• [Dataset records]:
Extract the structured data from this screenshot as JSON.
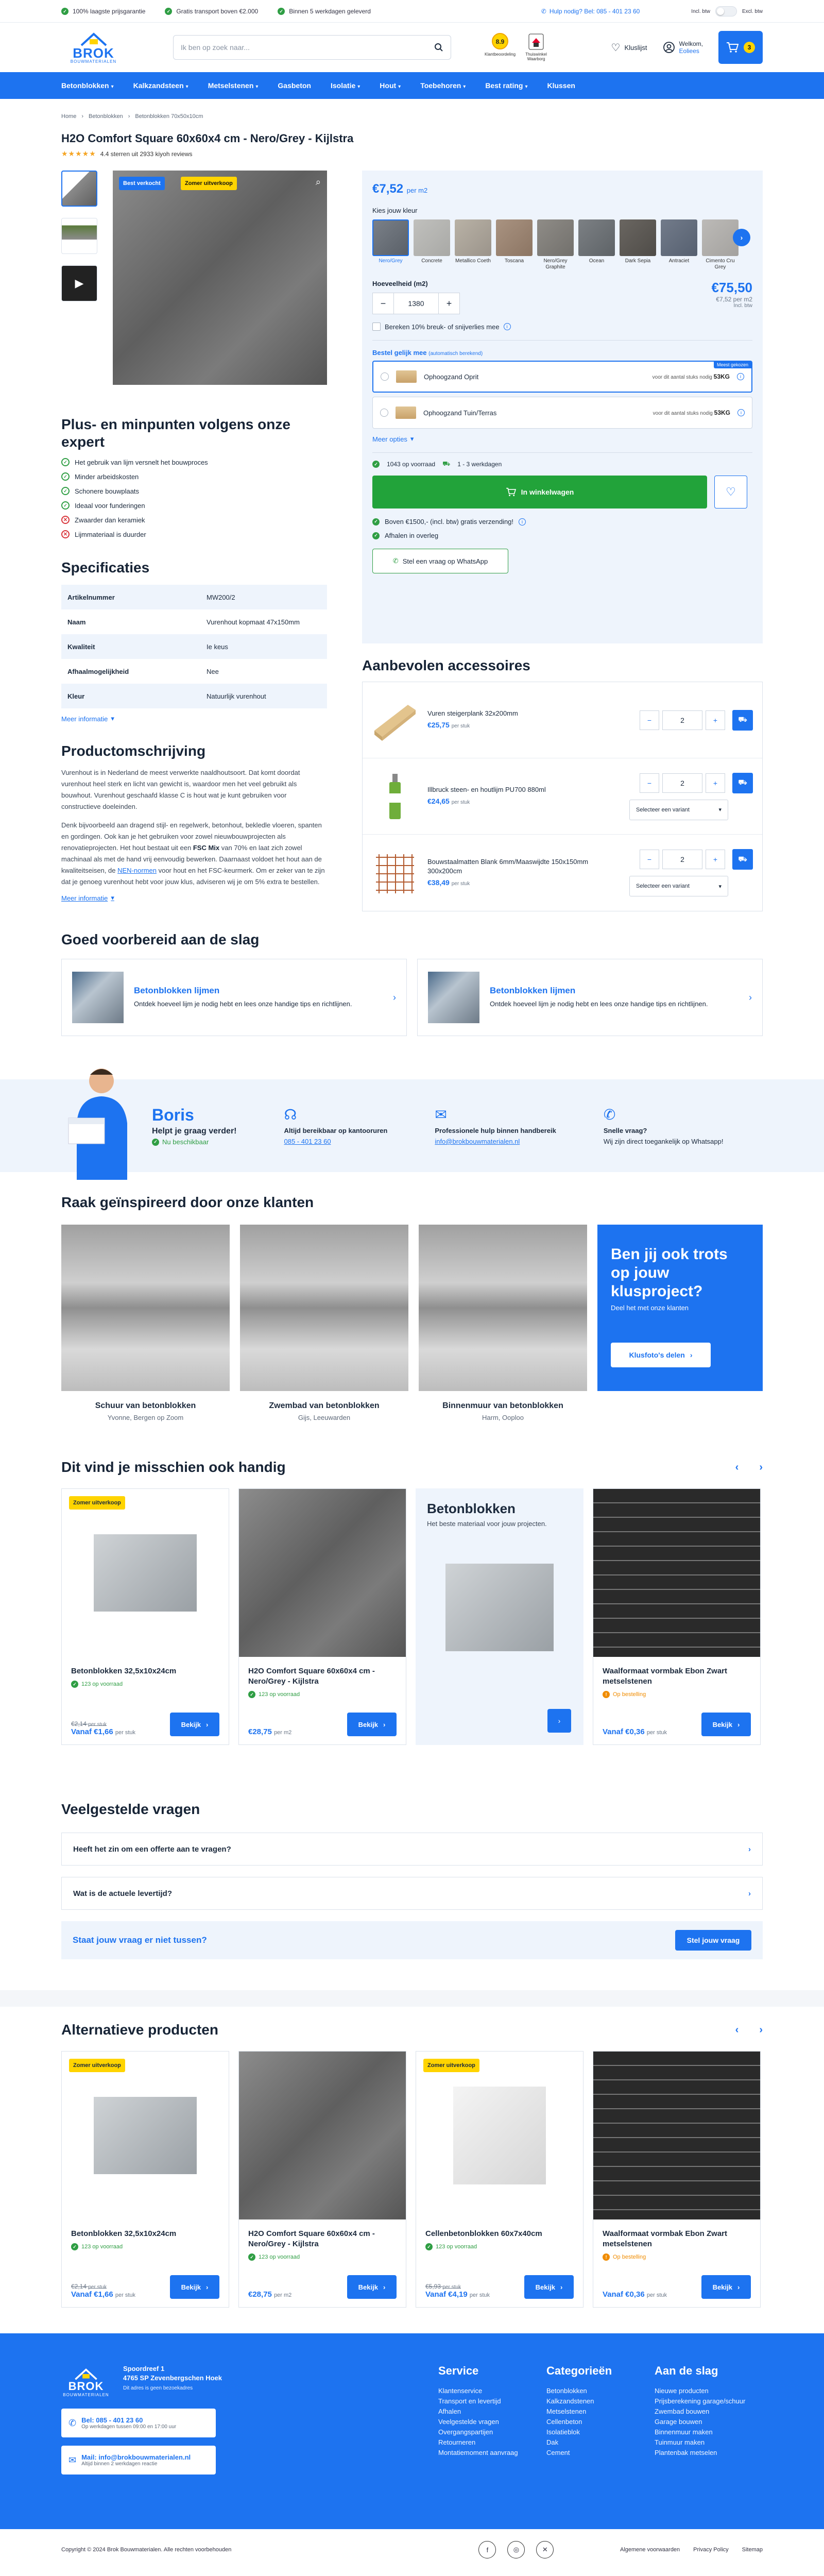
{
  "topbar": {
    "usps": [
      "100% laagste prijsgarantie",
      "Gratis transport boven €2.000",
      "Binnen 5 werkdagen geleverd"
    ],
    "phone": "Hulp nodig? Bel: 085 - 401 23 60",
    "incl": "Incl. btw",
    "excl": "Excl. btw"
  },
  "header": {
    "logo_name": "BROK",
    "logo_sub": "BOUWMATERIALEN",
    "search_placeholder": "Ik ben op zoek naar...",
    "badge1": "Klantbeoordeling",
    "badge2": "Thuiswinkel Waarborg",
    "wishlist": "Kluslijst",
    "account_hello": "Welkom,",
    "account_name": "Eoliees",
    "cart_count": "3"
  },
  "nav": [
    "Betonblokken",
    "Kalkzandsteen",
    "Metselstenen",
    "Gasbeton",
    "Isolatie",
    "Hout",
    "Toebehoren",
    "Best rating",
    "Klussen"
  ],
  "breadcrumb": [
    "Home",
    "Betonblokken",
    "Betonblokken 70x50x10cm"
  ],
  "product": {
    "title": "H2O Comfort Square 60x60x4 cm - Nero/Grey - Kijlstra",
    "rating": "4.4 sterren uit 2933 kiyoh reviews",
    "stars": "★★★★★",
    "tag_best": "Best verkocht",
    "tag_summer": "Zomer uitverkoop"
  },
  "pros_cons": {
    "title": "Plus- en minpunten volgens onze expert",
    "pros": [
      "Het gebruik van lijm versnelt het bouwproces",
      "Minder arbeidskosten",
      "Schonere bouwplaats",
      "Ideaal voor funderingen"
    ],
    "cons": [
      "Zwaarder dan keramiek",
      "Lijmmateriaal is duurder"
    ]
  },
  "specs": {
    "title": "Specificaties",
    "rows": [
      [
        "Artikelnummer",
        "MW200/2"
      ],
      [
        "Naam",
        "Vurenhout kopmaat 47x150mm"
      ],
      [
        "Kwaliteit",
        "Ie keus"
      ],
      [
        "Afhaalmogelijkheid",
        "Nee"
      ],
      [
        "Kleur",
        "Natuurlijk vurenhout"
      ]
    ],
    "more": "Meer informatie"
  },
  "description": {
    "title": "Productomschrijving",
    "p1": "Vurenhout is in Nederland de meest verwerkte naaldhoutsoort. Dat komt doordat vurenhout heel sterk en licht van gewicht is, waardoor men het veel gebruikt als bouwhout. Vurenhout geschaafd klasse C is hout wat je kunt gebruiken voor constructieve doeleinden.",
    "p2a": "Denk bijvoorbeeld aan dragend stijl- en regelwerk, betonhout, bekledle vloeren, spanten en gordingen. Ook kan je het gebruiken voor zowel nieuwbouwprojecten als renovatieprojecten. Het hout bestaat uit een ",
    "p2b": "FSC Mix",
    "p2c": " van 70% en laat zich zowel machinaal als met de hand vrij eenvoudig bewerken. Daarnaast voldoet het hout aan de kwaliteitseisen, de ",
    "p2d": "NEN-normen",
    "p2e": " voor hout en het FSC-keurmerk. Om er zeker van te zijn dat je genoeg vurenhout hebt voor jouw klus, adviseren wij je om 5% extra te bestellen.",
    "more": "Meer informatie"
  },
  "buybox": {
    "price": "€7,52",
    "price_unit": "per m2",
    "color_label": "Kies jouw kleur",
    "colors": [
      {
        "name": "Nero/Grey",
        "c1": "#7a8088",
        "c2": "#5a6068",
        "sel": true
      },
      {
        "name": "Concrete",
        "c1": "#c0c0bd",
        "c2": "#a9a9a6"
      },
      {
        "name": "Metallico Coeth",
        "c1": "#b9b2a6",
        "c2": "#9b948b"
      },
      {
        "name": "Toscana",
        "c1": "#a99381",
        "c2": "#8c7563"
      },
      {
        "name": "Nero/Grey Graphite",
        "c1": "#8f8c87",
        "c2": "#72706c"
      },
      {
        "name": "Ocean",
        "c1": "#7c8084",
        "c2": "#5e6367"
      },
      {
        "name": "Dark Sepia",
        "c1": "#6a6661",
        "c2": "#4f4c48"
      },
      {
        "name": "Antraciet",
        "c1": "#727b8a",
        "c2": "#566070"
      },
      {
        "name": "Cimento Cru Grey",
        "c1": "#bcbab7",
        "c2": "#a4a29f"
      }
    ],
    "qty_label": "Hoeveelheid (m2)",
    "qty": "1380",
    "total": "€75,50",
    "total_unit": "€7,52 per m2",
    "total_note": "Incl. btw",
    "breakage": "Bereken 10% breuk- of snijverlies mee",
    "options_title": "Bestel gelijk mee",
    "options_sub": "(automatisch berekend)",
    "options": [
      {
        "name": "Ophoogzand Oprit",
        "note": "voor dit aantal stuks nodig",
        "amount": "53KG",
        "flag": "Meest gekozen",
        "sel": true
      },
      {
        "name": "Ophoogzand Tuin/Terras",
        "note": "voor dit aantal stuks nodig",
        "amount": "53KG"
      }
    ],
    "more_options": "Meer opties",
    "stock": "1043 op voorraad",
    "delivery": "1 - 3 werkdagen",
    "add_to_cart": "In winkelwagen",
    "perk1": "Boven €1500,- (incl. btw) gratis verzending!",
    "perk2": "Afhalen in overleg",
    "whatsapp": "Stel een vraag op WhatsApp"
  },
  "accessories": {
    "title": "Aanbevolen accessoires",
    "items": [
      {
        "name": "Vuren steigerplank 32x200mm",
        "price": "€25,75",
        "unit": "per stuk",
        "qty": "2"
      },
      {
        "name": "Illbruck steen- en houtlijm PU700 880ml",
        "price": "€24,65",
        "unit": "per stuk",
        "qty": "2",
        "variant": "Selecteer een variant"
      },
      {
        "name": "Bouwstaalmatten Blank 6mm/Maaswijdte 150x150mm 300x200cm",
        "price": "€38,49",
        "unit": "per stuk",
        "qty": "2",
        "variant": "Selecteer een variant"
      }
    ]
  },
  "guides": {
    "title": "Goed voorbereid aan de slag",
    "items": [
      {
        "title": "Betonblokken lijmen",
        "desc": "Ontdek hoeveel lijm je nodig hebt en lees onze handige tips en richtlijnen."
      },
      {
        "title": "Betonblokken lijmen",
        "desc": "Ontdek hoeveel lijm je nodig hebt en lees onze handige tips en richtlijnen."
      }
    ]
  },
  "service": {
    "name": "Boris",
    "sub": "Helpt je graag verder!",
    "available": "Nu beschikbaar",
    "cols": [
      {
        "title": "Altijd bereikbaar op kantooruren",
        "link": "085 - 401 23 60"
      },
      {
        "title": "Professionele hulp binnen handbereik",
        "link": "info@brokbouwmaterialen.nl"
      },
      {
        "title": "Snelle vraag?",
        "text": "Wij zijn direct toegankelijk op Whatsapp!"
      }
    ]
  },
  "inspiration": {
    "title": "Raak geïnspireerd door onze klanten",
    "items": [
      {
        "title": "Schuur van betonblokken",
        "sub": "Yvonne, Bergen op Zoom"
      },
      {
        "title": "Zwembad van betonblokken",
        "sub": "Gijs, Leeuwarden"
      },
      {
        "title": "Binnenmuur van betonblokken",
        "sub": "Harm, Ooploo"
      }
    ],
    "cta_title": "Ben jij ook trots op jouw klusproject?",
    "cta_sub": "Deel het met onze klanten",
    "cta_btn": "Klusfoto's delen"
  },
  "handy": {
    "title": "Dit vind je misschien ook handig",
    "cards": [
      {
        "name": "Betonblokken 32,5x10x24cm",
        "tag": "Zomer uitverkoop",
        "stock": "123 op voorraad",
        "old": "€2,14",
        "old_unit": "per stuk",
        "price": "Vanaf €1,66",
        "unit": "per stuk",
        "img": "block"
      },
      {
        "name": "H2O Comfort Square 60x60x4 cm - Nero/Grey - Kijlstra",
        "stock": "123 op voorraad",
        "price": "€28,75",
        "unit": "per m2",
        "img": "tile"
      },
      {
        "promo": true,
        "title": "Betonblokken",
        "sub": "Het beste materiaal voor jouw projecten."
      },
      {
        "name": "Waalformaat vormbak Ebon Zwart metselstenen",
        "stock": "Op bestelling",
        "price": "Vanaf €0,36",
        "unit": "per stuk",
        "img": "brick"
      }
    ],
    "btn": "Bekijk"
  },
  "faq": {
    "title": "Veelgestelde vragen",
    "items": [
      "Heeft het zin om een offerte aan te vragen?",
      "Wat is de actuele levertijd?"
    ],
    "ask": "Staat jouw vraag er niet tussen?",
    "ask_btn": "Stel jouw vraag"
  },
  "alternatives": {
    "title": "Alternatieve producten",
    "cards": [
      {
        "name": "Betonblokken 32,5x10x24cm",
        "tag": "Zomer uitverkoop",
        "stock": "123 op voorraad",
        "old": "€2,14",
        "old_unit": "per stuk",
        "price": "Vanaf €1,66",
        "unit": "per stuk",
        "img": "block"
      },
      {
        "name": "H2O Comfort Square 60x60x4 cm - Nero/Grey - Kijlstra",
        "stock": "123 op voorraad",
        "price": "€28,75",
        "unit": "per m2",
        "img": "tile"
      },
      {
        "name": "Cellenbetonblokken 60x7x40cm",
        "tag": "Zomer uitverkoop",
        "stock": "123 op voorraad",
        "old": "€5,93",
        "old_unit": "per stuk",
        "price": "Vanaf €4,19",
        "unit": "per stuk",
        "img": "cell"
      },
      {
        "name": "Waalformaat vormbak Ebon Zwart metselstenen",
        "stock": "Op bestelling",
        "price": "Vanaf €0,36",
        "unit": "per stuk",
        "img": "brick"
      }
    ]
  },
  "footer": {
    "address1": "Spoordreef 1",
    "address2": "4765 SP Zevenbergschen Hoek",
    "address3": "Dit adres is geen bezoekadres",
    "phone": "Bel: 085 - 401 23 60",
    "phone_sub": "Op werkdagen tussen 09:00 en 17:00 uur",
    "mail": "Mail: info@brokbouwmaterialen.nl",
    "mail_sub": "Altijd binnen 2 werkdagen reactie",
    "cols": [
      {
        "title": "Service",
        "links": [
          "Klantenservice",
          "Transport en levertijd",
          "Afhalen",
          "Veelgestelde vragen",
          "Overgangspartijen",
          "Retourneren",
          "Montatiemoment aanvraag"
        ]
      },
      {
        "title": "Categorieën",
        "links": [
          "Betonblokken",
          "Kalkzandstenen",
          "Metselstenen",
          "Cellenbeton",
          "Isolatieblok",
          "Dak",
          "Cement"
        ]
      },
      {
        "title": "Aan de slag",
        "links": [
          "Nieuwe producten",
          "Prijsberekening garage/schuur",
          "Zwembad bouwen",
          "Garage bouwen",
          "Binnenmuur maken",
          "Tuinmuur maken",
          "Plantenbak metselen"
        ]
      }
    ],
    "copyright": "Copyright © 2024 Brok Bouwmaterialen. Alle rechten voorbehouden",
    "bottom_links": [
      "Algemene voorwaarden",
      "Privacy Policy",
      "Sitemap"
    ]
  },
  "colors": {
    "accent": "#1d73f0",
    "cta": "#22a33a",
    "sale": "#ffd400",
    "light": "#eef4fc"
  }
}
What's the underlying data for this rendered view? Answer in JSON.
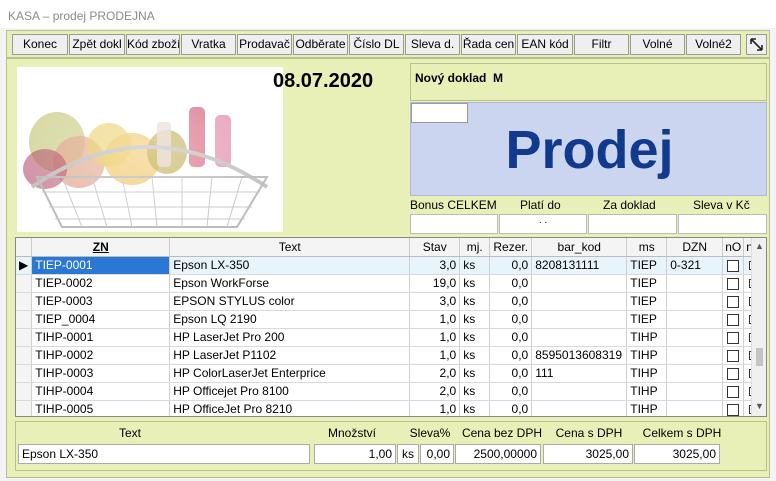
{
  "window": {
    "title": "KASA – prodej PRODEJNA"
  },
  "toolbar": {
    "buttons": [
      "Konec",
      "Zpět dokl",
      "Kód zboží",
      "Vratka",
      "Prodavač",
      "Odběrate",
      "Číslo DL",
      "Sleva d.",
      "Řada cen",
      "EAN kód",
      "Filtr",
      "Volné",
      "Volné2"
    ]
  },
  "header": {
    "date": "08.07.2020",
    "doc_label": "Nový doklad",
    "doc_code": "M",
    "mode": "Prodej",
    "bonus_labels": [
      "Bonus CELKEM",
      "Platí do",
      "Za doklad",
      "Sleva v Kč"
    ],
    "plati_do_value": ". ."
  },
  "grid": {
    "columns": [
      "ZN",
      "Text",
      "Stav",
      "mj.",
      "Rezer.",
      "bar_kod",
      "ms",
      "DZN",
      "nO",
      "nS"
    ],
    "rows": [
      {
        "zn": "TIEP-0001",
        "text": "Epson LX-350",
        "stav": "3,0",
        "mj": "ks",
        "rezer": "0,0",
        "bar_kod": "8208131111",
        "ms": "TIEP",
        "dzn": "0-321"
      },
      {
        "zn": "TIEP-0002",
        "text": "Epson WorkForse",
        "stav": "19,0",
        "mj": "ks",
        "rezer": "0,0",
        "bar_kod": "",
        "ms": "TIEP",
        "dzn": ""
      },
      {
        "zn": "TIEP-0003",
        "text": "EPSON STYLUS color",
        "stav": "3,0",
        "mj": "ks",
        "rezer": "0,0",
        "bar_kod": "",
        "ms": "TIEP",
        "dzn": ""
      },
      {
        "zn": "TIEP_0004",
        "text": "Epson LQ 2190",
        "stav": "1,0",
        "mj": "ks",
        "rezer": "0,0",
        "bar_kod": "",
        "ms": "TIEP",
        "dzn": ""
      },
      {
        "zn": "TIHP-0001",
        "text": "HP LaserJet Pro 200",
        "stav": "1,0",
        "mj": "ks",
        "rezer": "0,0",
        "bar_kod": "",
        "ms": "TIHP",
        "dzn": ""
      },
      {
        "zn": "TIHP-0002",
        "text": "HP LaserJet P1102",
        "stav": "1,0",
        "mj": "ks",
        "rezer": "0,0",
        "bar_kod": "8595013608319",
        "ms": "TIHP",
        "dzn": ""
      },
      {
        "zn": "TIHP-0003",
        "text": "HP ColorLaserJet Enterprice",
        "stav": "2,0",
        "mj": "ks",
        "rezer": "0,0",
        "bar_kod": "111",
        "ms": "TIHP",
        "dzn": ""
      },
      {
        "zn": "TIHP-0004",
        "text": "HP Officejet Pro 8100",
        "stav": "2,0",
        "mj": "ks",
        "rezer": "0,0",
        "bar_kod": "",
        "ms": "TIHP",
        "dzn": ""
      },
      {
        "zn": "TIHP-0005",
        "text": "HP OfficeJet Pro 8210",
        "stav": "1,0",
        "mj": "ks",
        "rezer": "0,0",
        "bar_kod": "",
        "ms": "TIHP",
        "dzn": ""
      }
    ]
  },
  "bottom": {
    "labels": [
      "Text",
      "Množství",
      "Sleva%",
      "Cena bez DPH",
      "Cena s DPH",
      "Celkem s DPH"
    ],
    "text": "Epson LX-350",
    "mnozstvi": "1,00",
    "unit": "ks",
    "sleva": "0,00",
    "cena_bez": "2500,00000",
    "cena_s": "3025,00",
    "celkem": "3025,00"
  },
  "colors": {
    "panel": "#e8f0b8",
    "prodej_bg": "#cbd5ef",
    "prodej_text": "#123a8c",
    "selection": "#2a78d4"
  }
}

• [Problem details]: Across the entries, how many lines hold the word "werkdagen"? Say only the number.

• [Problem solution]: 4